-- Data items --
■ ■ ■ ■ ■ ■ ■

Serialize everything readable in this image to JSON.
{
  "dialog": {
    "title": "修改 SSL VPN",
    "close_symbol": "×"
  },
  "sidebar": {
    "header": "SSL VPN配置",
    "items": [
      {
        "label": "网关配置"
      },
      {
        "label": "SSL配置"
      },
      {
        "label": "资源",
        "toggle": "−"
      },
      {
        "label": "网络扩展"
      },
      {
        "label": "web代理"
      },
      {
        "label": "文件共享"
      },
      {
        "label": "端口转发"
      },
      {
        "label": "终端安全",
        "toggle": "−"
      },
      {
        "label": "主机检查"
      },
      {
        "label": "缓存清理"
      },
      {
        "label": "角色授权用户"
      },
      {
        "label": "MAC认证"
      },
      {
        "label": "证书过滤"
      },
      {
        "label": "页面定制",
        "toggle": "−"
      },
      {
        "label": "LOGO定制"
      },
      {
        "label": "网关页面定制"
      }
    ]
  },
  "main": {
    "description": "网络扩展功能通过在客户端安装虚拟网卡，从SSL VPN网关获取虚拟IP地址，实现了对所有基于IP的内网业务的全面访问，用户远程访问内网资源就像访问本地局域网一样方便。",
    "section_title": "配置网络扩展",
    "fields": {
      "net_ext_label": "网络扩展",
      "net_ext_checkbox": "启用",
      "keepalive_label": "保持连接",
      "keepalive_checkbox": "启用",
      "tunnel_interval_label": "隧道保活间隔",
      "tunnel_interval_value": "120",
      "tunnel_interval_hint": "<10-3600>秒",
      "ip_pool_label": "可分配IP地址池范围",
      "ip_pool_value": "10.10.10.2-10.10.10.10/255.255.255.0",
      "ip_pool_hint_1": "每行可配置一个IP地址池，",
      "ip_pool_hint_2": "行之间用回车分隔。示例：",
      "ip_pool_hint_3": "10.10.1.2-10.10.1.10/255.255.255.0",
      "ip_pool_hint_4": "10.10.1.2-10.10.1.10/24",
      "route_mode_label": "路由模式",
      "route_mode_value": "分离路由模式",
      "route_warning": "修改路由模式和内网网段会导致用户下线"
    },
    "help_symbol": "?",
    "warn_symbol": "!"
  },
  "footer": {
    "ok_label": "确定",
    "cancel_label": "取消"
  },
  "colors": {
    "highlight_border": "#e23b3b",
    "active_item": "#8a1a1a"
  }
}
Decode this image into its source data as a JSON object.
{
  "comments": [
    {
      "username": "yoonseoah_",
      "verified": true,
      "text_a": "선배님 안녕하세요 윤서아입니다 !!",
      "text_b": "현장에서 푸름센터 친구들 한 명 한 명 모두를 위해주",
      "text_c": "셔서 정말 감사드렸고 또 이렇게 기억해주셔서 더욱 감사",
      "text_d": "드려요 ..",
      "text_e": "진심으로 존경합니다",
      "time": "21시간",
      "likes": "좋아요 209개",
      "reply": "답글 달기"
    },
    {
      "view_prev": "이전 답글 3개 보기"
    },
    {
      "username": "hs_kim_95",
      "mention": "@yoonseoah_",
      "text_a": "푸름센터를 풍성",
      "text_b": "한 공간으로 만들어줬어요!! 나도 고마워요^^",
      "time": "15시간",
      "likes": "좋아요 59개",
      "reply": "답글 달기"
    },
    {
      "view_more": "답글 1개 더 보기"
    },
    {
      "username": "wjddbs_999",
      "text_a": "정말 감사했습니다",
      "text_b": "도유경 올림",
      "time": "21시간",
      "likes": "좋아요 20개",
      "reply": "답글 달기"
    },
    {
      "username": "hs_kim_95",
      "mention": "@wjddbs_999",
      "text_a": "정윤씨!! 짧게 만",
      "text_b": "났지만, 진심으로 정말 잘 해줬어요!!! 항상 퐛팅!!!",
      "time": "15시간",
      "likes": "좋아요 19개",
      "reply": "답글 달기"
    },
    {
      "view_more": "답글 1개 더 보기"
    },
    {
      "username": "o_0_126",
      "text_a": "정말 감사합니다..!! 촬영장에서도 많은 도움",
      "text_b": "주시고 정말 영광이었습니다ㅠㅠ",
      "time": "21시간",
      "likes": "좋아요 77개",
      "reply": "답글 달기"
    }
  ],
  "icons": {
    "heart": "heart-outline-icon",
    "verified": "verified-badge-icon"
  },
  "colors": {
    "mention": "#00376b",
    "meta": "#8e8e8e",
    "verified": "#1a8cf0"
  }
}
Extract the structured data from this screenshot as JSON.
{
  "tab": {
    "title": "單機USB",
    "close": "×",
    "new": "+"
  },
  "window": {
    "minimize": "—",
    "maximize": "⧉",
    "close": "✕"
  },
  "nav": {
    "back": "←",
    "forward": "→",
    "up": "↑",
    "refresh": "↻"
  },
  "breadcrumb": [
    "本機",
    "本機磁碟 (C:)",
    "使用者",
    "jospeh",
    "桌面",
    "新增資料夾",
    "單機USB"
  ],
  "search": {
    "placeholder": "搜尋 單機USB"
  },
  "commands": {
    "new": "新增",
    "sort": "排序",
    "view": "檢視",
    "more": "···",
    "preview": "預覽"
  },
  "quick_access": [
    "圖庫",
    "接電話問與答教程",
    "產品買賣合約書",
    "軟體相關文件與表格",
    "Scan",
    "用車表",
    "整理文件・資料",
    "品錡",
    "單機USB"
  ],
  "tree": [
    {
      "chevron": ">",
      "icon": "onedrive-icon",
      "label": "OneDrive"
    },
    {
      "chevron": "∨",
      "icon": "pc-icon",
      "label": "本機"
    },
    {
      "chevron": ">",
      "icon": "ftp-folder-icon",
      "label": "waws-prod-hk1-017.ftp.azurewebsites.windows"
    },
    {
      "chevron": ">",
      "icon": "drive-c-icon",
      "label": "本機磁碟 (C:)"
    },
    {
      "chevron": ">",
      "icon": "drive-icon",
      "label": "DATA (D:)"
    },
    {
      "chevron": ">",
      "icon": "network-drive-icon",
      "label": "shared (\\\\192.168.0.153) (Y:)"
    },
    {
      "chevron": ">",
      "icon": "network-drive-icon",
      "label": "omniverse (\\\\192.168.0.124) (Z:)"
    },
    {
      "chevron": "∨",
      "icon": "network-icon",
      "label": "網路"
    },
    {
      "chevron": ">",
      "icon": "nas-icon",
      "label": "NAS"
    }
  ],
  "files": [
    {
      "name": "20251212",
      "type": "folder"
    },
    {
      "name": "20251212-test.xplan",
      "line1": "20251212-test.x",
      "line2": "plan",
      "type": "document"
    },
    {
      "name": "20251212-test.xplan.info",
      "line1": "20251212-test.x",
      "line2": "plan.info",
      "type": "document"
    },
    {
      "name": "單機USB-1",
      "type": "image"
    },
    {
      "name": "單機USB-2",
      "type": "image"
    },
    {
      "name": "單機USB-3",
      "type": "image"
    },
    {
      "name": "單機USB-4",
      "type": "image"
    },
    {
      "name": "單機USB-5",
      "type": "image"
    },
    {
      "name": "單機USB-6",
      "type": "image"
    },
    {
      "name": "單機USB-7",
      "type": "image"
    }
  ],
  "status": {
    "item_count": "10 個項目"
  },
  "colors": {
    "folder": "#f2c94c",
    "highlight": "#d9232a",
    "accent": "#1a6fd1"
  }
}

■ ■ ■ ■ ■ ■ ■

-- YOUR OBJECTIVE --
Copy all lines from the entries that contain the word "單機USB".

-- COMPLETE OUTPUT --
    "title": "單機USB",
    "單機USB"
    "placeholder": "搜尋 單機USB"
    "單機USB"
      "name": "單機USB-1",
      "name": "單機USB-2",
      "name": "單機USB-3",
      "name": "單機USB-4",
      "name": "單機USB-5",
      "name": "單機USB-6",
      "name": "單機USB-7",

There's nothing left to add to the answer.